* Given problem: Isolate every line in the data with the string "name" and copy it.

* Exercise data:
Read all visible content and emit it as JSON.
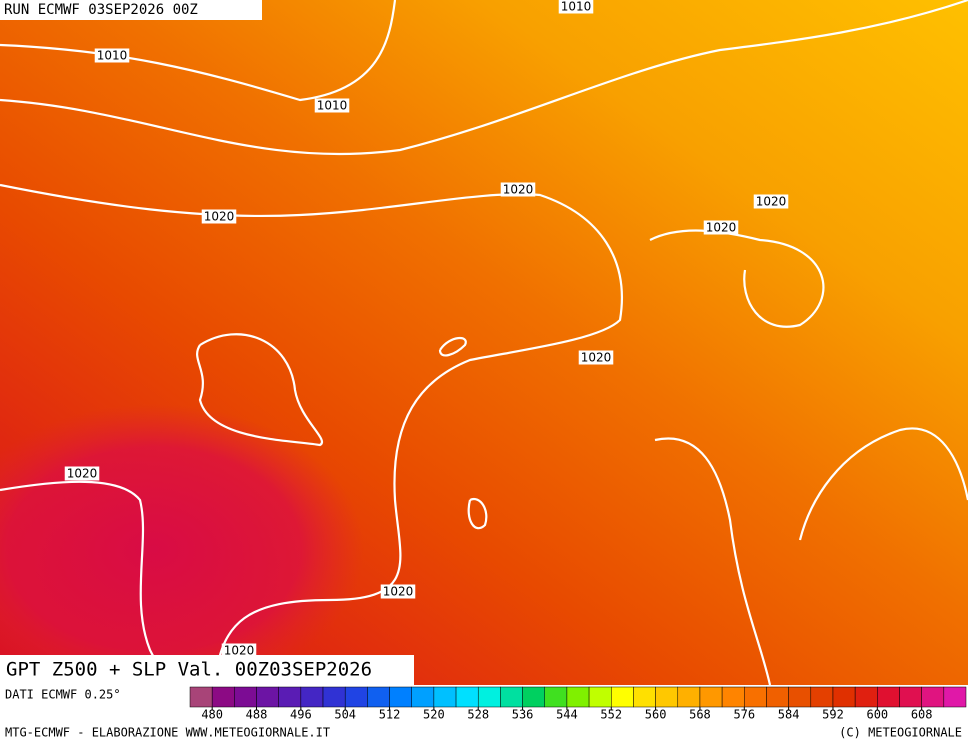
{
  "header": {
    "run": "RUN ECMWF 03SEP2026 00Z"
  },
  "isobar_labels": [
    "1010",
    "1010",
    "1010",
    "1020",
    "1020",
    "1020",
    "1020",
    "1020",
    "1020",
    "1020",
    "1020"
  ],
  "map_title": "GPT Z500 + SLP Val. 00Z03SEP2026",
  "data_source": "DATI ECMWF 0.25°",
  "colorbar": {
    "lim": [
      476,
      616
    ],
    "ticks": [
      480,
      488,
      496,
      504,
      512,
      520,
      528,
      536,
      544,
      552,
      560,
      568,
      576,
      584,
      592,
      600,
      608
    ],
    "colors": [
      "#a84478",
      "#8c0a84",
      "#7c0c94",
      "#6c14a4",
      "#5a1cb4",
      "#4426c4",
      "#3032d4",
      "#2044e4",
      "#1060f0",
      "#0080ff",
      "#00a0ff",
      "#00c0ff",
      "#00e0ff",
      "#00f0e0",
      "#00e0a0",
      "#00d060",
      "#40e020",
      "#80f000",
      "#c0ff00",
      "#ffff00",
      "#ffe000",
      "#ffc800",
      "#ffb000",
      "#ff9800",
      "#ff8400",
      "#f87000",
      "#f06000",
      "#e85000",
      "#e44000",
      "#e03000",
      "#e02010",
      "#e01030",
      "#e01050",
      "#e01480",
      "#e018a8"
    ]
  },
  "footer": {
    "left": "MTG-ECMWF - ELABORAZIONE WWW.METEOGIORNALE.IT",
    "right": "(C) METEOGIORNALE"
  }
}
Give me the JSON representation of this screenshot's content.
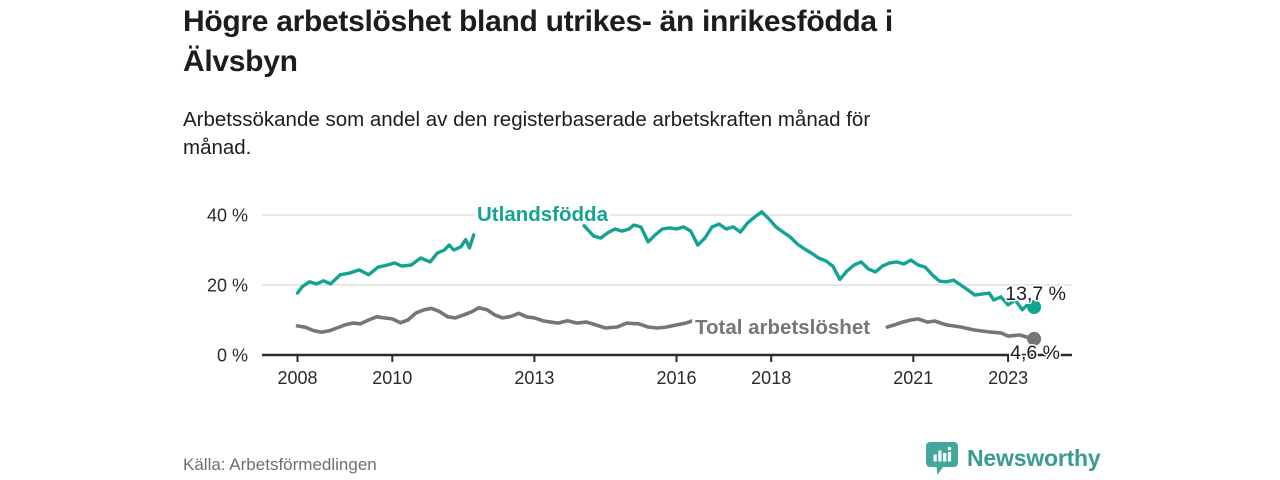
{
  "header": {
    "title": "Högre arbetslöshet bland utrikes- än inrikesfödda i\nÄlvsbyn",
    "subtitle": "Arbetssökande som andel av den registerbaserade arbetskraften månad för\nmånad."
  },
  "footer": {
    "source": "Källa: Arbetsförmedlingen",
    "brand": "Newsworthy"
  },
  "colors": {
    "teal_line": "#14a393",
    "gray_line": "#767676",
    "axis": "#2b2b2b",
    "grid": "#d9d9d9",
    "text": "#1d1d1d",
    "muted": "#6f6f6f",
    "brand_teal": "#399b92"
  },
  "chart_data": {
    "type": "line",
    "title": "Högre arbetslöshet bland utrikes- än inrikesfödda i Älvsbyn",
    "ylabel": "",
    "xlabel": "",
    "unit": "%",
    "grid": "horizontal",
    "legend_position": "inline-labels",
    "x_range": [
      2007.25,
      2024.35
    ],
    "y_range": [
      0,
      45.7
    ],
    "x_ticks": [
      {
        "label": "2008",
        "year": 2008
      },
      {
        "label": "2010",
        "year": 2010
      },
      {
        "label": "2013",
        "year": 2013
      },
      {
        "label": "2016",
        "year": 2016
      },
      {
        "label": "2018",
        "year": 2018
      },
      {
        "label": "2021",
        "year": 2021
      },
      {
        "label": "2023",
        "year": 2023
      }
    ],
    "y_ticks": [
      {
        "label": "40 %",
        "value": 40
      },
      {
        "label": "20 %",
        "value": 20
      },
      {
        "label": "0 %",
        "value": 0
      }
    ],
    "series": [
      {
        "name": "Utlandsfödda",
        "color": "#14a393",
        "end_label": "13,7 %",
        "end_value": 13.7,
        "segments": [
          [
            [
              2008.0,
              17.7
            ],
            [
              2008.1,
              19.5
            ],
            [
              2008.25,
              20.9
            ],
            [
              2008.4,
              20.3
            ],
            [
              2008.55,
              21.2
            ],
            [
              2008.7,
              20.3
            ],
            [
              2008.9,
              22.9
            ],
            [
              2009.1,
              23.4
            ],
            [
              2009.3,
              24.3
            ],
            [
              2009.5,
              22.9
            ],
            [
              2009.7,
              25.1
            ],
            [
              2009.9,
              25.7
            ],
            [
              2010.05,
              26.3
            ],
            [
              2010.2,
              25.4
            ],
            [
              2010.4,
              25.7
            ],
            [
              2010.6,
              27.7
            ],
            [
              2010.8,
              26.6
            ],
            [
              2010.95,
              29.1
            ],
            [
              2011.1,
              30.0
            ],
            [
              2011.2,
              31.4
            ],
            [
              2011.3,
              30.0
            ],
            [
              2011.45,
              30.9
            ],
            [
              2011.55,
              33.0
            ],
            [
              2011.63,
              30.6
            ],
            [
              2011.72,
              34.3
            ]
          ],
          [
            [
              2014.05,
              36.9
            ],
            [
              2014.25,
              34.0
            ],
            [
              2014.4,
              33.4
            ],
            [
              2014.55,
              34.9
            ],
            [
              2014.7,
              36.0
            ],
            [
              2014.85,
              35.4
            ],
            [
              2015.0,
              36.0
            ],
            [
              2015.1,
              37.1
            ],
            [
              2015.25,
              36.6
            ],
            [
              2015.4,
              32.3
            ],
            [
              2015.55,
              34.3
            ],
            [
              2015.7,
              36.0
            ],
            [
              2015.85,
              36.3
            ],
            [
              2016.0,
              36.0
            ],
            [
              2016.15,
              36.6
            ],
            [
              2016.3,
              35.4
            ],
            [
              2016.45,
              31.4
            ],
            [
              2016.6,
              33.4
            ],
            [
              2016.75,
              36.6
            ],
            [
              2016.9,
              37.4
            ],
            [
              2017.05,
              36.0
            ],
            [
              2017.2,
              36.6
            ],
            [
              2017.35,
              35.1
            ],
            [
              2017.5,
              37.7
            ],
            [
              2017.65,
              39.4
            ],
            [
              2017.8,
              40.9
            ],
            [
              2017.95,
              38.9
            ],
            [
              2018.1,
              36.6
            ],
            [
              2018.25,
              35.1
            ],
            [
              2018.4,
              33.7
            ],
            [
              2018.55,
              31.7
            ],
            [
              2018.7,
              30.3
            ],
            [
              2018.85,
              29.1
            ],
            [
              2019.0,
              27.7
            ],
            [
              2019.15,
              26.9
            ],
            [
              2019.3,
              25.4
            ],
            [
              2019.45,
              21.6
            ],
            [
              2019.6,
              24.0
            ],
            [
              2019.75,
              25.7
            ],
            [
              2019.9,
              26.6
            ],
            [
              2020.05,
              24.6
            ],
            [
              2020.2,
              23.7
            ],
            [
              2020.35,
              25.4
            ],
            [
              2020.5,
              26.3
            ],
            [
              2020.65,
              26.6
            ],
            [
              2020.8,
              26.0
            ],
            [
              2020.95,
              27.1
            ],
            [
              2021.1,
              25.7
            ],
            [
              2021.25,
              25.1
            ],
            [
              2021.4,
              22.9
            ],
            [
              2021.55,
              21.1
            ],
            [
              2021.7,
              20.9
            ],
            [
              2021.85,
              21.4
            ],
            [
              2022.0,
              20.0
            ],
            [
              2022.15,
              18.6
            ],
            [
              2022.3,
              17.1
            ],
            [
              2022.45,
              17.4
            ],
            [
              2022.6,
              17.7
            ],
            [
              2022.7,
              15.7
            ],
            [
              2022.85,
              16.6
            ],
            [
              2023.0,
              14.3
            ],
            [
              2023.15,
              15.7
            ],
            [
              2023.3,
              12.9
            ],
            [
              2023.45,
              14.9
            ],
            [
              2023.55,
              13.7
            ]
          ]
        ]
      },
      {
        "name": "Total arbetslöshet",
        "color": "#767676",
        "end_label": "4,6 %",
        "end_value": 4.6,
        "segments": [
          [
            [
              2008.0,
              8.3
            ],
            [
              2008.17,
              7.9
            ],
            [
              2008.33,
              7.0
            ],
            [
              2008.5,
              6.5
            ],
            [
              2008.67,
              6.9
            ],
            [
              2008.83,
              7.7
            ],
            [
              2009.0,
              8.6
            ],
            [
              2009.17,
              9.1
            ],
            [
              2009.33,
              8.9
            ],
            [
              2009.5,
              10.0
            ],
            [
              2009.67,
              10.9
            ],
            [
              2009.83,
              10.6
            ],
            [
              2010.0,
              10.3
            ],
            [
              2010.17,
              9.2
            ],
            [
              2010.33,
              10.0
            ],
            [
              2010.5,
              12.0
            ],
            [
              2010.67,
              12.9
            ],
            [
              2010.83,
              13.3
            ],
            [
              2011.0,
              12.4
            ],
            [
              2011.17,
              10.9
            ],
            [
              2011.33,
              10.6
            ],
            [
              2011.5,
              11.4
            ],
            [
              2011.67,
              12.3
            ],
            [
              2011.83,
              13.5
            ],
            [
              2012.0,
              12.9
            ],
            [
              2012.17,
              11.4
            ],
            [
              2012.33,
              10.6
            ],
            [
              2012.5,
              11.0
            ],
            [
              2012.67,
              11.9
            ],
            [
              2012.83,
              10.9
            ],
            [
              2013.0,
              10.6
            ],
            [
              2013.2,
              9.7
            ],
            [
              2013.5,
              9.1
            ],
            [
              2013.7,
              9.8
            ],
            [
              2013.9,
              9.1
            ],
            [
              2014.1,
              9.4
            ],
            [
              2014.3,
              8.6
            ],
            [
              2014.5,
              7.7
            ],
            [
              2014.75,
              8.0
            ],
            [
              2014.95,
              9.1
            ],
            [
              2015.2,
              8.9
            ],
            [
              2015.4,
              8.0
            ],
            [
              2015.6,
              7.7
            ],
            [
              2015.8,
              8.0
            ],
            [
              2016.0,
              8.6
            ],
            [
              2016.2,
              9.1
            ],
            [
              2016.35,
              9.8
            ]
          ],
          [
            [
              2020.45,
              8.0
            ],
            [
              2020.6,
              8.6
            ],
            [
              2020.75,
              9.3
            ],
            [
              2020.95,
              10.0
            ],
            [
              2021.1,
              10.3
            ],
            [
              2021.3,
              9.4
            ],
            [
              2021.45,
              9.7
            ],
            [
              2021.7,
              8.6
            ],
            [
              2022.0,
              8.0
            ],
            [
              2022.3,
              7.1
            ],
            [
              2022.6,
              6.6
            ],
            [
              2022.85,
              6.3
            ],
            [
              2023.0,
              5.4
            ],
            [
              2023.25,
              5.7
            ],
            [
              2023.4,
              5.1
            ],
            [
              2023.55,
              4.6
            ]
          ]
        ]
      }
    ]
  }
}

* Written solution:
        "name": "Utlandsfödda",
        "name": "Total arbetslöshet",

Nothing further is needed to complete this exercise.